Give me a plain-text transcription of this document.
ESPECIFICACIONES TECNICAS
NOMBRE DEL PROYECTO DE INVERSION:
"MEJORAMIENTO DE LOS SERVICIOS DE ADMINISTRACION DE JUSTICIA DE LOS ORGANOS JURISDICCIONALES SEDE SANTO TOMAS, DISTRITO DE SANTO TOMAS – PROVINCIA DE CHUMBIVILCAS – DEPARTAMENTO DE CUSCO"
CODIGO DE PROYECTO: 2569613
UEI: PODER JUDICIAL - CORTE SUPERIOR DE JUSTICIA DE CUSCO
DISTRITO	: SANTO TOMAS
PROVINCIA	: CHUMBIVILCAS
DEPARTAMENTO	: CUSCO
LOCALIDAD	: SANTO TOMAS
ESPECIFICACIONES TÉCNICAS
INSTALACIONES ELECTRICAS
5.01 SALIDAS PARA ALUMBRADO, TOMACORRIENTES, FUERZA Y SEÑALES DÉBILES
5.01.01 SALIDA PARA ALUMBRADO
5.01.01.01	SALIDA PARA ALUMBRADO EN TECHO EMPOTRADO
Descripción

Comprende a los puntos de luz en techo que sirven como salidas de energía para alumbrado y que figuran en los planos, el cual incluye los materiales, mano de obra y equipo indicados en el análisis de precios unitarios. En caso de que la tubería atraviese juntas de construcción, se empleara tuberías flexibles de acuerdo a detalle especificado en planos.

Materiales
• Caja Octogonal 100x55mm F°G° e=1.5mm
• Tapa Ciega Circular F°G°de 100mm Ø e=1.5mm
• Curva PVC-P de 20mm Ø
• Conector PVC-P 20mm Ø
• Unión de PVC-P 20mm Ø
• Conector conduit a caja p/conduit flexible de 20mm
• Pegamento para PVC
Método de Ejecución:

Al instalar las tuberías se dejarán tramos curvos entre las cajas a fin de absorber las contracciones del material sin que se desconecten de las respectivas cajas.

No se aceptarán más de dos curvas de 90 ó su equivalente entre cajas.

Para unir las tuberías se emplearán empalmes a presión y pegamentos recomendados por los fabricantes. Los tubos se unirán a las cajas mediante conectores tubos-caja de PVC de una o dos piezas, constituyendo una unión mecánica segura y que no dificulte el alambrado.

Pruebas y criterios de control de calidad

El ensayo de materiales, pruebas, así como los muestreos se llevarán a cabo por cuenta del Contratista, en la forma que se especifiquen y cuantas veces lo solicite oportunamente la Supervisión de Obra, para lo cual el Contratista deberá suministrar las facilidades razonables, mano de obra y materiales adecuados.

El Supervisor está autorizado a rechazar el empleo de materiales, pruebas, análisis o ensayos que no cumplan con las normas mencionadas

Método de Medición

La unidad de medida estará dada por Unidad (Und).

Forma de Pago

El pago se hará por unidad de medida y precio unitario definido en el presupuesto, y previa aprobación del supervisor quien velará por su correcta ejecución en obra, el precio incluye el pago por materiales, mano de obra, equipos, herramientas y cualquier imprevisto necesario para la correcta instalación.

Short problem:
Print all of the entries again, exactly as written.

Task response:
Give me a plain-text transcription of this document.
ESPECIFICACIONES TECNICAS
NOMBRE DEL PROYECTO DE INVERSION:
"MEJORAMIENTO DE LOS SERVICIOS DE ADMINISTRACION DE JUSTICIA DE LOS ORGANOS JURISDICCIONALES SEDE SANTO TOMAS, DISTRITO DE SANTO TOMAS – PROVINCIA DE CHUMBIVILCAS – DEPARTAMENTO DE CUSCO"
CODIGO DE PROYECTO: 2569613
UEI: PODER JUDICIAL - CORTE SUPERIOR DE JUSTICIA DE CUSCO
DISTRITO	: SANTO TOMAS
PROVINCIA	: CHUMBIVILCAS
DEPARTAMENTO	: CUSCO
LOCALIDAD	: SANTO TOMAS
ESPECIFICACIONES TÉCNICAS
INSTALACIONES ELECTRICAS
5.01 SALIDAS PARA ALUMBRADO, TOMACORRIENTES, FUERZA Y SEÑALES DÉBILES
5.01.01 SALIDA PARA ALUMBRADO
5.01.01.01	SALIDA PARA ALUMBRADO EN TECHO EMPOTRADO
Descripción

Comprende a los puntos de luz en techo que sirven como salidas de energía para alumbrado y que figuran en los planos, el cual incluye los materiales, mano de obra y equipo indicados en el análisis de precios unitarios. En caso de que la tubería atraviese juntas de construcción, se empleara tuberías flexibles de acuerdo a detalle especificado en planos.

Materiales
• Caja Octogonal 100x55mm F°G° e=1.5mm
• Tapa Ciega Circular F°G°de 100mm Ø e=1.5mm
• Curva PVC-P de 20mm Ø
• Conector PVC-P 20mm Ø
• Unión de PVC-P 20mm Ø
• Conector conduit a caja p/conduit flexible de 20mm
• Pegamento para PVC
Método de Ejecución:

Al instalar las tuberías se dejarán tramos curvos entre las cajas a fin de absorber las contracciones del material sin que se desconecten de las respectivas cajas.

No se aceptarán más de dos curvas de 90 ó su equivalente entre cajas.

Para unir las tuberías se emplearán empalmes a presión y pegamentos recomendados por los fabricantes. Los tubos se unirán a las cajas mediante conectores tubos-caja de PVC de una o dos piezas, constituyendo una unión mecánica segura y que no dificulte el alambrado.

Pruebas y criterios de control de calidad

El ensayo de materiales, pruebas, así como los muestreos se llevarán a cabo por cuenta del Contratista, en la forma que se especifiquen y cuantas veces lo solicite oportunamente la Supervisión de Obra, para lo cual el Contratista deberá suministrar las facilidades razonables, mano de obra y materiales adecuados.

El Supervisor está autorizado a rechazar el empleo de materiales, pruebas, análisis o ensayos que no cumplan con las normas mencionadas

Método de Medición

La unidad de medida estará dada por Unidad (Und).

Forma de Pago

El pago se hará por unidad de medida y precio unitario definido en el presupuesto, y previa aprobación del supervisor quien velará por su correcta ejecución en obra, el precio incluye el pago por materiales, mano de obra, equipos, herramientas y cualquier imprevisto necesario para la correcta instalación.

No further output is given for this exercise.